● **Task description**
Return all the data, word for word.

--- start of Raw records ---

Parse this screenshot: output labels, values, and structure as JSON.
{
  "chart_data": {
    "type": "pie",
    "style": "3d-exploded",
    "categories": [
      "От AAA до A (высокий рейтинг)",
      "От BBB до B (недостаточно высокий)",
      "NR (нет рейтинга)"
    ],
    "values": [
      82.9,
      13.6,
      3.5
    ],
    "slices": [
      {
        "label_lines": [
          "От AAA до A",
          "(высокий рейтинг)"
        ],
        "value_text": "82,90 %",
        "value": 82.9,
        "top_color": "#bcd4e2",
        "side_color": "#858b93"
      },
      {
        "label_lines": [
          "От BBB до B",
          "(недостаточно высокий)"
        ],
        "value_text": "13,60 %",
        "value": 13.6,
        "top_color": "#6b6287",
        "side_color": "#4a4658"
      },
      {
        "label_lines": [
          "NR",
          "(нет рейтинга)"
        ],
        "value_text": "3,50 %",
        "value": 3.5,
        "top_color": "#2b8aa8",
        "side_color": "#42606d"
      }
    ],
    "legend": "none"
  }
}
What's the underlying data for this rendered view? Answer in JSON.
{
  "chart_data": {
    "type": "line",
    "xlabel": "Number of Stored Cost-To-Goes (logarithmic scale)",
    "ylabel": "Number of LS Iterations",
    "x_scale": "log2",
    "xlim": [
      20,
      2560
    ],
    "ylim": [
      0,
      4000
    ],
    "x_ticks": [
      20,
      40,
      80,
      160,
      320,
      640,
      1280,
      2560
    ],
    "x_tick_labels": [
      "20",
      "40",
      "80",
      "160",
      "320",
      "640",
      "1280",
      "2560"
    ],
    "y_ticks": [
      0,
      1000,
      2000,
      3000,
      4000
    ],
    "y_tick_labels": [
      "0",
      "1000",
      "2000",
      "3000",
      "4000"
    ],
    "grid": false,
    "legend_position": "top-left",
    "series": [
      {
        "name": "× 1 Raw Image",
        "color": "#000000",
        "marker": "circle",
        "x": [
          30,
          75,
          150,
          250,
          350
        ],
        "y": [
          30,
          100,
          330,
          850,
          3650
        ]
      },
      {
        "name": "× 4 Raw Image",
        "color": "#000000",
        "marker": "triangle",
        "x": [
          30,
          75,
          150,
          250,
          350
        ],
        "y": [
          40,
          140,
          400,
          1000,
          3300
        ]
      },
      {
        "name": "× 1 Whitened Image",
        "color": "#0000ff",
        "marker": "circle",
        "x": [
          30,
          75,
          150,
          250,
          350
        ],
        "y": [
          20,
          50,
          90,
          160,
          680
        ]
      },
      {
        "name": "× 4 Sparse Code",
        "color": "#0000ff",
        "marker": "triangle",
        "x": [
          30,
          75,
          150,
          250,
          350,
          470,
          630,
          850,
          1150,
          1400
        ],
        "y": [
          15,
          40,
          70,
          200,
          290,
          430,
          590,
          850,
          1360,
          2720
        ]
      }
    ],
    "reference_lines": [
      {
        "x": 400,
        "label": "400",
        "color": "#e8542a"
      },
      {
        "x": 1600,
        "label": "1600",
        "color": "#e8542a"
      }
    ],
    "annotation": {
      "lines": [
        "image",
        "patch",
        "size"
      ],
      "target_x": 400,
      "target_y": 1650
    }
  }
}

--- end of Raw records ---

● **Answer for the task**
Parse this screenshot: output labels, values, and structure as JSON.
{
  "chart_data": {
    "type": "pie",
    "style": "3d-exploded",
    "categories": [
      "От AAA до A (высокий рейтинг)",
      "От BBB до B (недостаточно высокий)",
      "NR (нет рейтинга)"
    ],
    "values": [
      82.9,
      13.6,
      3.5
    ],
    "slices": [
      {
        "label_lines": [
          "От AAA до A",
          "(высокий рейтинг)"
        ],
        "value_text": "82,90 %",
        "value": 82.9,
        "top_color": "#bcd4e2",
        "side_color": "#858b93"
      },
      {
        "label_lines": [
          "От BBB до B",
          "(недостаточно высокий)"
        ],
        "value_text": "13,60 %",
        "value": 13.6,
        "top_color": "#6b6287",
        "side_color": "#4a4658"
      },
      {
        "label_lines": [
          "NR",
          "(нет рейтинга)"
        ],
        "value_text": "3,50 %",
        "value": 3.5,
        "top_color": "#2b8aa8",
        "side_color": "#42606d"
      }
    ],
    "legend": "none"
  }
}
What's the underlying data for this rendered view? Answer in JSON.
{
  "chart_data": {
    "type": "line",
    "xlabel": "Number of Stored Cost-To-Goes (logarithmic scale)",
    "ylabel": "Number of LS Iterations",
    "x_scale": "log2",
    "xlim": [
      20,
      2560
    ],
    "ylim": [
      0,
      4000
    ],
    "x_ticks": [
      20,
      40,
      80,
      160,
      320,
      640,
      1280,
      2560
    ],
    "x_tick_labels": [
      "20",
      "40",
      "80",
      "160",
      "320",
      "640",
      "1280",
      "2560"
    ],
    "y_ticks": [
      0,
      1000,
      2000,
      3000,
      4000
    ],
    "y_tick_labels": [
      "0",
      "1000",
      "2000",
      "3000",
      "4000"
    ],
    "grid": false,
    "legend_position": "top-left",
    "series": [
      {
        "name": "× 1 Raw Image",
        "color": "#000000",
        "marker": "circle",
        "x": [
          30,
          75,
          150,
          250,
          350
        ],
        "y": [
          30,
          100,
          330,
          850,
          3650
        ]
      },
      {
        "name": "× 4 Raw Image",
        "color": "#000000",
        "marker": "triangle",
        "x": [
          30,
          75,
          150,
          250,
          350
        ],
        "y": [
          40,
          140,
          400,
          1000,
          3300
        ]
      },
      {
        "name": "× 1 Whitened Image",
        "color": "#0000ff",
        "marker": "circle",
        "x": [
          30,
          75,
          150,
          250,
          350
        ],
        "y": [
          20,
          50,
          90,
          160,
          680
        ]
      },
      {
        "name": "× 4 Sparse Code",
        "color": "#0000ff",
        "marker": "triangle",
        "x": [
          30,
          75,
          150,
          250,
          350,
          470,
          630,
          850,
          1150,
          1400
        ],
        "y": [
          15,
          40,
          70,
          200,
          290,
          430,
          590,
          850,
          1360,
          2720
        ]
      }
    ],
    "reference_lines": [
      {
        "x": 400,
        "label": "400",
        "color": "#e8542a"
      },
      {
        "x": 1600,
        "label": "1600",
        "color": "#e8542a"
      }
    ],
    "annotation": {
      "lines": [
        "image",
        "patch",
        "size"
      ],
      "target_x": 400,
      "target_y": 1650
    }
  }
}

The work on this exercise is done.